Task to carry out
Can you rewrite this listing with "regions" replaced by "areas", keeping everything else the same and leaving out the pictures?
--*--
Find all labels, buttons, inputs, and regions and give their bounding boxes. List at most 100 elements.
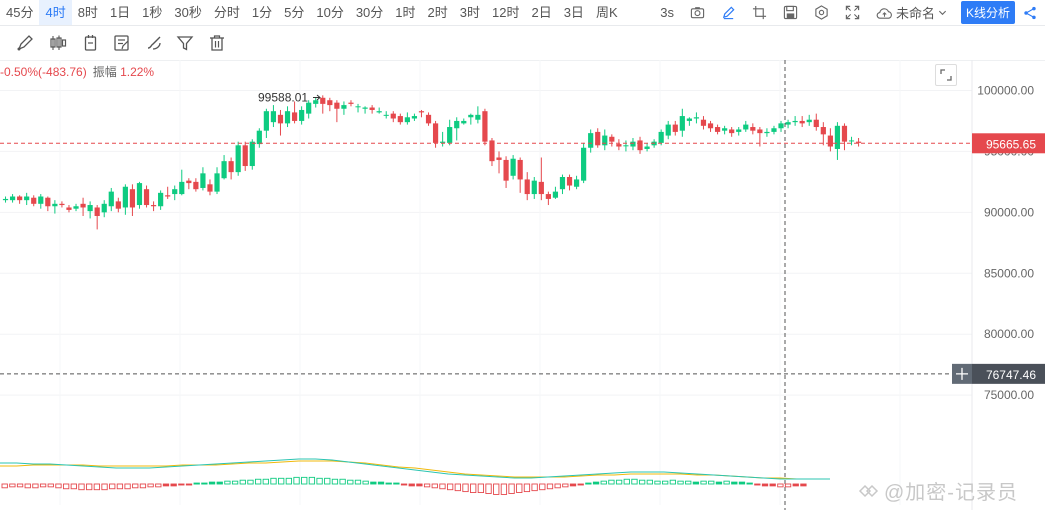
candle-body — [841, 125, 848, 142]
macd-histogram-bar — [715, 481, 723, 485]
macd-histogram-bar — [754, 483, 761, 486]
interval-tab[interactable]: 周K — [595, 5, 618, 20]
price-legend: -0.50%(-483.76) 振幅 1.22% — [0, 63, 154, 80]
interval-tab[interactable]: 分时 — [213, 5, 240, 20]
crop-icon[interactable] — [744, 0, 775, 25]
macd-histogram-bar — [738, 481, 746, 485]
macd-histogram-bar — [308, 476, 316, 485]
candle-body — [440, 141, 446, 143]
macd-histogram-bar — [47, 483, 54, 488]
candle-body — [200, 173, 206, 188]
candle-body — [573, 179, 580, 187]
candle-body — [362, 107, 368, 109]
macd-histogram-bar — [293, 476, 300, 485]
pen-icon[interactable] — [713, 0, 744, 25]
macd-dif-line — [0, 458, 830, 480]
candlestick-chart[interactable]: 100000.0095000.0090000.0085000.0080000.0… — [0, 60, 1045, 510]
candle-body — [383, 114, 389, 116]
candle-body — [186, 180, 192, 184]
refresh-rate-label: 3s — [660, 5, 674, 20]
interval-tab[interactable]: 2时 — [427, 5, 448, 20]
macd-histogram-bar — [562, 483, 569, 488]
interval-tab[interactable]: 2日 — [531, 5, 552, 20]
ruler-icon[interactable] — [82, 34, 100, 52]
chart-expand-button[interactable] — [935, 64, 957, 86]
interval-tab[interactable]: 1分 — [251, 5, 273, 20]
candle-body — [785, 122, 791, 125]
candle-body — [228, 161, 234, 173]
candle-body — [665, 124, 671, 136]
interval-tab[interactable]: 1日 — [109, 5, 131, 20]
macd-histogram-bar — [155, 483, 162, 488]
macd-histogram-bar — [385, 482, 392, 485]
save-icon[interactable] — [775, 0, 806, 25]
note-icon[interactable] — [113, 34, 131, 52]
candle-body — [306, 102, 312, 114]
candle-body — [447, 127, 453, 143]
trash-icon[interactable] — [208, 34, 226, 52]
candle-body — [80, 203, 86, 208]
candle-body — [729, 129, 735, 134]
settings-icon[interactable] — [806, 0, 837, 25]
candle-body — [87, 205, 93, 212]
macd-histogram-bar — [32, 483, 39, 489]
interval-tab[interactable]: 1时 — [395, 5, 416, 20]
fullscreen-icon[interactable] — [837, 0, 868, 25]
candle-body — [820, 127, 826, 135]
watermark: @加密-记录员 — [858, 476, 1018, 505]
candle-body — [552, 191, 559, 198]
filter-icon[interactable] — [176, 34, 194, 52]
macd-histogram-bar — [493, 483, 500, 495]
macd-histogram-bar — [70, 483, 77, 490]
macd-histogram-bar — [24, 483, 31, 489]
candle-body — [679, 116, 685, 131]
refresh-rate-button[interactable]: 3s — [652, 0, 682, 25]
brush-icon[interactable] — [145, 34, 163, 52]
macd-histogram-bar — [170, 483, 177, 487]
candle-body — [834, 125, 841, 149]
camera-icon[interactable] — [682, 0, 713, 25]
macd-histogram-bar — [708, 480, 715, 485]
macd-histogram-bar — [78, 483, 85, 491]
interval-tab[interactable]: 30分 — [355, 5, 384, 20]
macd-histogram-bar — [585, 482, 592, 485]
candle-body — [179, 181, 185, 195]
candle-body — [327, 100, 333, 106]
macd-histogram-bar — [777, 483, 784, 488]
k-analysis-button[interactable]: K线分析 — [960, 1, 1015, 24]
interval-tab[interactable]: 1秒 — [142, 5, 163, 20]
macd-histogram-bar — [39, 483, 47, 488]
macd-histogram-bar — [485, 483, 492, 494]
candle-body — [524, 179, 530, 195]
macd-histogram-bar — [1, 483, 8, 489]
interval-tab[interactable]: 8时 — [77, 5, 98, 20]
interval-tab[interactable]: 3日 — [563, 5, 584, 20]
drawing-toolbar — [0, 26, 1045, 61]
candle-icon[interactable] — [49, 34, 67, 52]
interval-tab[interactable]: 45分 — [6, 5, 34, 20]
interval-tab[interactable]: 5分 — [284, 5, 305, 20]
macd-histogram-bar — [354, 479, 362, 485]
interval-tab[interactable]: 4时 — [39, 0, 72, 25]
candle-body — [249, 141, 255, 167]
line-draw-icon[interactable] — [16, 34, 34, 52]
macd-histogram-bar — [792, 483, 799, 487]
interval-tab[interactable]: 30秒 — [174, 5, 202, 20]
macd-histogram-bar — [86, 483, 93, 491]
candle-body — [59, 203, 65, 206]
macd-histogram-bar — [431, 483, 438, 489]
candle-body — [94, 207, 100, 216]
candle-body — [616, 144, 622, 147]
interval-tab[interactable]: 12时 — [492, 5, 520, 20]
candle-body — [165, 195, 171, 197]
macd-histogram-bar — [316, 477, 323, 485]
macd-histogram-bar — [723, 480, 730, 485]
interval-tab[interactable]: 10分 — [316, 5, 344, 20]
interval-tab[interactable]: 3时 — [459, 5, 480, 20]
macd-histogram-bar — [746, 482, 753, 485]
layout-dropdown[interactable]: 未命名 — [868, 0, 955, 25]
candle-body — [630, 141, 636, 147]
crosshair-price-label: 76747.46 — [986, 368, 1036, 382]
macd-histogram-bar — [362, 480, 369, 485]
share-icon[interactable] — [1021, 0, 1045, 25]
--*--
Result below
Find all labels, buttons, inputs, and areas and give their bounding boxes. List at most 100 elements.
candle-body — [841, 125, 848, 142]
macd-histogram-bar — [715, 481, 723, 485]
macd-histogram-bar — [754, 483, 761, 486]
interval-tab[interactable]: 周K — [595, 5, 618, 20]
price-legend: -0.50%(-483.76) 振幅 1.22% — [0, 63, 154, 80]
interval-tab[interactable]: 分时 — [213, 5, 240, 20]
crop-icon[interactable] — [744, 0, 775, 25]
macd-histogram-bar — [738, 481, 746, 485]
macd-histogram-bar — [308, 476, 316, 485]
candle-body — [440, 141, 446, 143]
macd-histogram-bar — [47, 483, 54, 488]
candle-body — [200, 173, 206, 188]
candle-body — [573, 179, 580, 187]
candle-body — [362, 107, 368, 109]
macd-histogram-bar — [293, 476, 300, 485]
pen-icon[interactable] — [713, 0, 744, 25]
macd-dif-line — [0, 458, 830, 480]
candlestick-chart[interactable]: 100000.0095000.0090000.0085000.0080000.0… — [0, 60, 1045, 510]
candle-body — [383, 114, 389, 116]
candle-body — [186, 180, 192, 184]
refresh-rate-label: 3s — [660, 5, 674, 20]
interval-tab[interactable]: 2时 — [427, 5, 448, 20]
macd-histogram-bar — [562, 483, 569, 488]
interval-tab[interactable]: 2日 — [531, 5, 552, 20]
ruler-icon[interactable] — [82, 34, 100, 52]
chart-expand-button[interactable] — [935, 64, 957, 86]
interval-tab[interactable]: 1分 — [251, 5, 273, 20]
candle-body — [785, 122, 791, 125]
candle-body — [228, 161, 234, 173]
candle-body — [665, 124, 671, 136]
interval-tab[interactable]: 1日 — [109, 5, 131, 20]
macd-histogram-bar — [155, 483, 162, 488]
macd-histogram-bar — [385, 482, 392, 485]
save-icon[interactable] — [775, 0, 806, 25]
note-icon[interactable] — [113, 34, 131, 52]
candle-body — [306, 102, 312, 114]
candle-body — [447, 127, 453, 143]
trash-icon[interactable] — [208, 34, 226, 52]
candle-body — [80, 203, 86, 208]
candle-body — [729, 129, 735, 134]
settings-icon[interactable] — [806, 0, 837, 25]
candle-body — [87, 205, 93, 212]
macd-histogram-bar — [32, 483, 39, 489]
interval-tab[interactable]: 1时 — [395, 5, 416, 20]
fullscreen-icon[interactable] — [837, 0, 868, 25]
candle-body — [820, 127, 826, 135]
watermark: @加密-记录员 — [858, 476, 1018, 505]
candle-body — [552, 191, 559, 198]
filter-icon[interactable] — [176, 34, 194, 52]
macd-histogram-bar — [493, 483, 500, 495]
macd-histogram-bar — [70, 483, 77, 490]
macd-histogram-bar — [24, 483, 31, 489]
candle-body — [679, 116, 685, 131]
refresh-rate-button[interactable]: 3s — [652, 0, 682, 25]
brush-icon[interactable] — [145, 34, 163, 52]
macd-histogram-bar — [170, 483, 177, 487]
candle-body — [834, 125, 841, 149]
camera-icon[interactable] — [682, 0, 713, 25]
macd-histogram-bar — [708, 480, 715, 485]
macd-histogram-bar — [78, 483, 85, 491]
interval-tab[interactable]: 30分 — [355, 5, 384, 20]
macd-histogram-bar — [585, 482, 592, 485]
candle-body — [179, 181, 185, 195]
candle-body — [327, 100, 333, 106]
macd-histogram-bar — [777, 483, 784, 488]
k-analysis-button[interactable]: K线分析 — [960, 1, 1015, 24]
interval-tab[interactable]: 1秒 — [142, 5, 163, 20]
macd-histogram-bar — [39, 483, 47, 488]
macd-histogram-bar — [485, 483, 492, 494]
candle-body — [524, 179, 530, 195]
macd-histogram-bar — [1, 483, 8, 489]
interval-tab[interactable]: 8时 — [77, 5, 98, 20]
interval-tab[interactable]: 3日 — [563, 5, 584, 20]
drawing-toolbar — [0, 26, 1045, 61]
candle-icon[interactable] — [49, 34, 67, 52]
interval-tab[interactable]: 45分 — [6, 5, 34, 20]
interval-tab[interactable]: 5分 — [284, 5, 305, 20]
macd-histogram-bar — [354, 479, 362, 485]
interval-tab[interactable]: 4时 — [39, 0, 72, 25]
candle-body — [249, 141, 255, 167]
line-draw-icon[interactable] — [16, 34, 34, 52]
macd-histogram-bar — [792, 483, 799, 487]
interval-tab[interactable]: 30秒 — [174, 5, 202, 20]
macd-histogram-bar — [86, 483, 93, 491]
candle-body — [59, 203, 65, 206]
macd-histogram-bar — [431, 483, 438, 489]
candle-body — [94, 207, 100, 216]
candle-body — [616, 144, 622, 147]
interval-tab[interactable]: 12时 — [492, 5, 520, 20]
candle-body — [165, 195, 171, 197]
macd-histogram-bar — [316, 477, 323, 485]
macd-histogram-bar — [723, 480, 730, 485]
interval-tab[interactable]: 10分 — [316, 5, 344, 20]
interval-tab[interactable]: 3时 — [459, 5, 480, 20]
macd-histogram-bar — [746, 482, 753, 485]
layout-dropdown[interactable]: 未命名 — [868, 0, 955, 25]
candle-body — [630, 141, 636, 147]
crosshair-price-label: 76747.46 — [986, 368, 1036, 382]
macd-histogram-bar — [362, 480, 369, 485]
share-icon[interactable] — [1021, 0, 1045, 25]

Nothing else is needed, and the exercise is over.